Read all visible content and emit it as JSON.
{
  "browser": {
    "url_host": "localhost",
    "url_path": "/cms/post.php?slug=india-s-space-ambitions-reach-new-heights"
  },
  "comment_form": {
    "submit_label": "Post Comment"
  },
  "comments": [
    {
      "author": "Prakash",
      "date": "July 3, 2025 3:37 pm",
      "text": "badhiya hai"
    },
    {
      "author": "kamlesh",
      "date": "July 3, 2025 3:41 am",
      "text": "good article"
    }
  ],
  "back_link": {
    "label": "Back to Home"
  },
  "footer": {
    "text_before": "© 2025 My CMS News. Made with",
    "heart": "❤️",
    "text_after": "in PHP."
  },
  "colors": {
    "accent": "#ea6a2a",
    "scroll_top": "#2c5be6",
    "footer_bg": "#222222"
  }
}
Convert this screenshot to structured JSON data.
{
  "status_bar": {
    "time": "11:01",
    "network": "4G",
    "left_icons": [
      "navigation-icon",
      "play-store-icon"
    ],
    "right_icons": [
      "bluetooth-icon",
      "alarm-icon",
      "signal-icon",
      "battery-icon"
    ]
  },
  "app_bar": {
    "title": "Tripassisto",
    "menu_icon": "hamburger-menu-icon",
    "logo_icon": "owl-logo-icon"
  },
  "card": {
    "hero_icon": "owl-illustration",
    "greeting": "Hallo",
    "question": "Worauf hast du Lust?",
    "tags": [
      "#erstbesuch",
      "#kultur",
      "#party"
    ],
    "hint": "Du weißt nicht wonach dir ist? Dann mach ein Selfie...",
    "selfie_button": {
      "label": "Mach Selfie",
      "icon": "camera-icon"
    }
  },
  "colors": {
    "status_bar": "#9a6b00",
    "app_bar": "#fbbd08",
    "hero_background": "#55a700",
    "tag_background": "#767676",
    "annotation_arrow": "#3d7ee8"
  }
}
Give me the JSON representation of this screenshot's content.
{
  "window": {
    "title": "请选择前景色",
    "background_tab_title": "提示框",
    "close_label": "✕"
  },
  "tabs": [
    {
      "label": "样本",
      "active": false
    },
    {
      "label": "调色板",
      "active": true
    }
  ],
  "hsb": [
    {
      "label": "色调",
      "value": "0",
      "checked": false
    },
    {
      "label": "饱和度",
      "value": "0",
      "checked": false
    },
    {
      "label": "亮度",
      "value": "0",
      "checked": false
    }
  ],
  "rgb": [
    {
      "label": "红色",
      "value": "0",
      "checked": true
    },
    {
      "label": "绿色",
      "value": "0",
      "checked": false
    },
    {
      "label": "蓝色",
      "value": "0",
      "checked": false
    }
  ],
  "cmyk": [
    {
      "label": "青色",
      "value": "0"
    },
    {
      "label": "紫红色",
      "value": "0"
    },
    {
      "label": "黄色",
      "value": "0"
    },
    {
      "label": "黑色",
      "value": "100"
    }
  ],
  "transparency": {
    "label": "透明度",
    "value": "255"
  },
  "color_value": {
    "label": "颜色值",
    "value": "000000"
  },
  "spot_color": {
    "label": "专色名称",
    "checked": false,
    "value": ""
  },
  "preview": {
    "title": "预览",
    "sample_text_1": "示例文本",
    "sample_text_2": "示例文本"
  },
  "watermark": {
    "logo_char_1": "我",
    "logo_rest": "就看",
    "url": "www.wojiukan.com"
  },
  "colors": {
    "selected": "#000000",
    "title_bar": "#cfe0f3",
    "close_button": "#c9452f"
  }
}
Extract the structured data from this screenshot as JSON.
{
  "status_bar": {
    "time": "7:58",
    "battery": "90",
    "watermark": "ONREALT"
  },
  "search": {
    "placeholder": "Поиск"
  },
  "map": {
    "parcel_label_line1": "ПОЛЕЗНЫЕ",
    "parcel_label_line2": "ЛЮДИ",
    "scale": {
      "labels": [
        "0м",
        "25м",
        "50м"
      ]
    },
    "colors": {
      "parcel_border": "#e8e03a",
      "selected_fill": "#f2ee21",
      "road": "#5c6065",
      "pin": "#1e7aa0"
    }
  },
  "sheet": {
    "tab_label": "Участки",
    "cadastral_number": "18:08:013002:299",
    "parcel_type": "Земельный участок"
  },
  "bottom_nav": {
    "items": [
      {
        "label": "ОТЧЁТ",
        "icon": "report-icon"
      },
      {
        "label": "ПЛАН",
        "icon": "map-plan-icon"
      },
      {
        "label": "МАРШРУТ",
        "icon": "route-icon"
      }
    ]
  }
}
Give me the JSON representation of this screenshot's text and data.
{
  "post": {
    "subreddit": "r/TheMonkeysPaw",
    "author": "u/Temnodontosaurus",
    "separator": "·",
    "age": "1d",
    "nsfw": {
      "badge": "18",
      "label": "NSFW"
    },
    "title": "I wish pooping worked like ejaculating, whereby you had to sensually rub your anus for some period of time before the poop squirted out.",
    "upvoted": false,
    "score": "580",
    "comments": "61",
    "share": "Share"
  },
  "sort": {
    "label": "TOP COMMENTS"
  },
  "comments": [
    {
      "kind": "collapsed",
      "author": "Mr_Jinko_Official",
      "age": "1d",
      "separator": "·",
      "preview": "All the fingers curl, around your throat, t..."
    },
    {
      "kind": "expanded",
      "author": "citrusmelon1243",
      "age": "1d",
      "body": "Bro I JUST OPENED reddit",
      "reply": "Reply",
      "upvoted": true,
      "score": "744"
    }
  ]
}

■ ■ ■ ■

=== Short exercise ===
Write out every line of the material again, exactly as it reads.

=== Result of this task ===
Read all visible content and emit it as JSON.
{
  "browser": {
    "url_host": "localhost",
    "url_path": "/cms/post.php?slug=india-s-space-ambitions-reach-new-heights"
  },
  "comment_form": {
    "submit_label": "Post Comment"
  },
  "comments": [
    {
      "author": "Prakash",
      "date": "July 3, 2025 3:37 pm",
      "text": "badhiya hai"
    },
    {
      "author": "kamlesh",
      "date": "July 3, 2025 3:41 am",
      "text": "good article"
    }
  ],
  "back_link": {
    "label": "Back to Home"
  },
  "footer": {
    "text_before": "© 2025 My CMS News. Made with",
    "heart": "❤️",
    "text_after": "in PHP."
  },
  "colors": {
    "accent": "#ea6a2a",
    "scroll_top": "#2c5be6",
    "footer_bg": "#222222"
  }
}
Convert this screenshot to structured JSON data.
{
  "status_bar": {
    "time": "11:01",
    "network": "4G",
    "left_icons": [
      "navigation-icon",
      "play-store-icon"
    ],
    "right_icons": [
      "bluetooth-icon",
      "alarm-icon",
      "signal-icon",
      "battery-icon"
    ]
  },
  "app_bar": {
    "title": "Tripassisto",
    "menu_icon": "hamburger-menu-icon",
    "logo_icon": "owl-logo-icon"
  },
  "card": {
    "hero_icon": "owl-illustration",
    "greeting": "Hallo",
    "question": "Worauf hast du Lust?",
    "tags": [
      "#erstbesuch",
      "#kultur",
      "#party"
    ],
    "hint": "Du weißt nicht wonach dir ist? Dann mach ein Selfie...",
    "selfie_button": {
      "label": "Mach Selfie",
      "icon": "camera-icon"
    }
  },
  "colors": {
    "status_bar": "#9a6b00",
    "app_bar": "#fbbd08",
    "hero_background": "#55a700",
    "tag_background": "#767676",
    "annotation_arrow": "#3d7ee8"
  }
}
Give me the JSON representation of this screenshot's content.
{
  "window": {
    "title": "请选择前景色",
    "background_tab_title": "提示框",
    "close_label": "✕"
  },
  "tabs": [
    {
      "label": "样本",
      "active": false
    },
    {
      "label": "调色板",
      "active": true
    }
  ],
  "hsb": [
    {
      "label": "色调",
      "value": "0",
      "checked": false
    },
    {
      "label": "饱和度",
      "value": "0",
      "checked": false
    },
    {
      "label": "亮度",
      "value": "0",
      "checked": false
    }
  ],
  "rgb": [
    {
      "label": "红色",
      "value": "0",
      "checked": true
    },
    {
      "label": "绿色",
      "value": "0",
      "checked": false
    },
    {
      "label": "蓝色",
      "value": "0",
      "checked": false
    }
  ],
  "cmyk": [
    {
      "label": "青色",
      "value": "0"
    },
    {
      "label": "紫红色",
      "value": "0"
    },
    {
      "label": "黄色",
      "value": "0"
    },
    {
      "label": "黑色",
      "value": "100"
    }
  ],
  "transparency": {
    "label": "透明度",
    "value": "255"
  },
  "color_value": {
    "label": "颜色值",
    "value": "000000"
  },
  "spot_color": {
    "label": "专色名称",
    "checked": false,
    "value": ""
  },
  "preview": {
    "title": "预览",
    "sample_text_1": "示例文本",
    "sample_text_2": "示例文本"
  },
  "watermark": {
    "logo_char_1": "我",
    "logo_rest": "就看",
    "url": "www.wojiukan.com"
  },
  "colors": {
    "selected": "#000000",
    "title_bar": "#cfe0f3",
    "close_button": "#c9452f"
  }
}
Extract the structured data from this screenshot as JSON.
{
  "status_bar": {
    "time": "7:58",
    "battery": "90",
    "watermark": "ONREALT"
  },
  "search": {
    "placeholder": "Поиск"
  },
  "map": {
    "parcel_label_line1": "ПОЛЕЗНЫЕ",
    "parcel_label_line2": "ЛЮДИ",
    "scale": {
      "labels": [
        "0м",
        "25м",
        "50м"
      ]
    },
    "colors": {
      "parcel_border": "#e8e03a",
      "selected_fill": "#f2ee21",
      "road": "#5c6065",
      "pin": "#1e7aa0"
    }
  },
  "sheet": {
    "tab_label": "Участки",
    "cadastral_number": "18:08:013002:299",
    "parcel_type": "Земельный участок"
  },
  "bottom_nav": {
    "items": [
      {
        "label": "ОТЧЁТ",
        "icon": "report-icon"
      },
      {
        "label": "ПЛАН",
        "icon": "map-plan-icon"
      },
      {
        "label": "МАРШРУТ",
        "icon": "route-icon"
      }
    ]
  }
}
Give me the JSON representation of this screenshot's text and data.
{
  "post": {
    "subreddit": "r/TheMonkeysPaw",
    "author": "u/Temnodontosaurus",
    "separator": "·",
    "age": "1d",
    "nsfw": {
      "badge": "18",
      "label": "NSFW"
    },
    "title": "I wish pooping worked like ejaculating, whereby you had to sensually rub your anus for some period of time before the poop squirted out.",
    "upvoted": false,
    "score": "580",
    "comments": "61",
    "share": "Share"
  },
  "sort": {
    "label": "TOP COMMENTS"
  },
  "comments": [
    {
      "kind": "collapsed",
      "author": "Mr_Jinko_Official",
      "age": "1d",
      "separator": "·",
      "preview": "All the fingers curl, around your throat, t..."
    },
    {
      "kind": "expanded",
      "author": "citrusmelon1243",
      "age": "1d",
      "body": "Bro I JUST OPENED reddit",
      "reply": "Reply",
      "upvoted": true,
      "score": "744"
    }
  ]
}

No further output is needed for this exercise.